- YOUR INSTRUCTIONS -
Write out the whole of the material exactly.
* * * * *
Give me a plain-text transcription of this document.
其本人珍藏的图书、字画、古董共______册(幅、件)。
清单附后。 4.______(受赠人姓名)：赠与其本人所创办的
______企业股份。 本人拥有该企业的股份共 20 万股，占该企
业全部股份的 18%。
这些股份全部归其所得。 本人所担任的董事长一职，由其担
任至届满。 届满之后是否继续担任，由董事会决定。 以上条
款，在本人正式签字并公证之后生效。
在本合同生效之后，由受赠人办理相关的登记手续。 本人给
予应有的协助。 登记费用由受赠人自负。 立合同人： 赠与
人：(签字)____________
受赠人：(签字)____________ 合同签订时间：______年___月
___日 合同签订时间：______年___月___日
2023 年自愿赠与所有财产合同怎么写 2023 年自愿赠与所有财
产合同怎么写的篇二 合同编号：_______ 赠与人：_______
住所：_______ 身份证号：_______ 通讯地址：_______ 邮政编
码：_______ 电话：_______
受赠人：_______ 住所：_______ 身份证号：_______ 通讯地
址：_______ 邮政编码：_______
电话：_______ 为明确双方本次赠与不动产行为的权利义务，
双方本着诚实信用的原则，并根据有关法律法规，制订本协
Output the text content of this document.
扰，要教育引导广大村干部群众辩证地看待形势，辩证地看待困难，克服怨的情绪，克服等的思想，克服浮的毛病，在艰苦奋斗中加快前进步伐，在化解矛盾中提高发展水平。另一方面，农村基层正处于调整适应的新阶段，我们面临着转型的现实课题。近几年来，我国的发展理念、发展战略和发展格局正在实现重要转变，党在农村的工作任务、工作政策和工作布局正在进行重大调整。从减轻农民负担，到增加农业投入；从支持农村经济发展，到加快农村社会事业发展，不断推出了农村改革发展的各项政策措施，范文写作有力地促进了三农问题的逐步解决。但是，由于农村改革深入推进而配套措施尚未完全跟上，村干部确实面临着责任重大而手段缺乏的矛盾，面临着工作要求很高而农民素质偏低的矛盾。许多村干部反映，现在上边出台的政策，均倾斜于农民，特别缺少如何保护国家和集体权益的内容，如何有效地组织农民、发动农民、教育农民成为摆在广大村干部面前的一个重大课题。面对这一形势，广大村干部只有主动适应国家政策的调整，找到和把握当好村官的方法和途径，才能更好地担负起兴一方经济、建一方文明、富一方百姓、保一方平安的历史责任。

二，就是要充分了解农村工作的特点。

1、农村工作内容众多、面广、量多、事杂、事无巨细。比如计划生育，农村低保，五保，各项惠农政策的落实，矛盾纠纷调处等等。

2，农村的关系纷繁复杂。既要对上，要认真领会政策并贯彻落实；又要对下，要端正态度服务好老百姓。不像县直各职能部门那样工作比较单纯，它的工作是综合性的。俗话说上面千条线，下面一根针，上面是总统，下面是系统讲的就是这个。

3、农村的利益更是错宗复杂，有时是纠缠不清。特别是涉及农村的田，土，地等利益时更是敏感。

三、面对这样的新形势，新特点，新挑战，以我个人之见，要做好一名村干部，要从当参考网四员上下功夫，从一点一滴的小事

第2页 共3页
* * * * *
- FULL RESPONSE -
Give me a plain-text transcription of this document.
其本人珍藏的图书、字画、古董共______册(幅、件)。
清单附后。 4.______(受赠人姓名)：赠与其本人所创办的
______企业股份。 本人拥有该企业的股份共 20 万股，占该企
业全部股份的 18%。
这些股份全部归其所得。 本人所担任的董事长一职，由其担
任至届满。 届满之后是否继续担任，由董事会决定。 以上条
款，在本人正式签字并公证之后生效。
在本合同生效之后，由受赠人办理相关的登记手续。 本人给
予应有的协助。 登记费用由受赠人自负。 立合同人： 赠与
人：(签字)____________
受赠人：(签字)____________ 合同签订时间：______年___月
___日 合同签订时间：______年___月___日
2023 年自愿赠与所有财产合同怎么写 2023 年自愿赠与所有财
产合同怎么写的篇二 合同编号：_______ 赠与人：_______
住所：_______ 身份证号：_______ 通讯地址：_______ 邮政编
码：_______ 电话：_______
受赠人：_______ 住所：_______ 身份证号：_______ 通讯地
址：_______ 邮政编码：_______
电话：_______ 为明确双方本次赠与不动产行为的权利义务，
双方本着诚实信用的原则，并根据有关法律法规，制订本协
Output the text content of this document.
扰，要教育引导广大村干部群众辩证地看待形势，辩证地看待困难，克服怨的情绪，克服等的思想，克服浮的毛病，在艰苦奋斗中加快前进步伐，在化解矛盾中提高发展水平。另一方面，农村基层正处于调整适应的新阶段，我们面临着转型的现实课题。近几年来，我国的发展理念、发展战略和发展格局正在实现重要转变，党在农村的工作任务、工作政策和工作布局正在进行重大调整。从减轻农民负担，到增加农业投入；从支持农村经济发展，到加快农村社会事业发展，不断推出了农村改革发展的各项政策措施，范文写作有力地促进了三农问题的逐步解决。但是，由于农村改革深入推进而配套措施尚未完全跟上，村干部确实面临着责任重大而手段缺乏的矛盾，面临着工作要求很高而农民素质偏低的矛盾。许多村干部反映，现在上边出台的政策，均倾斜于农民，特别缺少如何保护国家和集体权益的内容，如何有效地组织农民、发动农民、教育农民成为摆在广大村干部面前的一个重大课题。面对这一形势，广大村干部只有主动适应国家政策的调整，找到和把握当好村官的方法和途径，才能更好地担负起兴一方经济、建一方文明、富一方百姓、保一方平安的历史责任。

二，就是要充分了解农村工作的特点。

1、农村工作内容众多、面广、量多、事杂、事无巨细。比如计划生育，农村低保，五保，各项惠农政策的落实，矛盾纠纷调处等等。

2，农村的关系纷繁复杂。既要对上，要认真领会政策并贯彻落实；又要对下，要端正态度服务好老百姓。不像县直各职能部门那样工作比较单纯，它的工作是综合性的。俗话说上面千条线，下面一根针，上面是总统，下面是系统讲的就是这个。

3、农村的利益更是错宗复杂，有时是纠缠不清。特别是涉及农村的田，土，地等利益时更是敏感。

三、面对这样的新形势，新特点，新挑战，以我个人之见，要做好一名村干部，要从当参考网四员上下功夫，从一点一滴的小事

第2页 共3页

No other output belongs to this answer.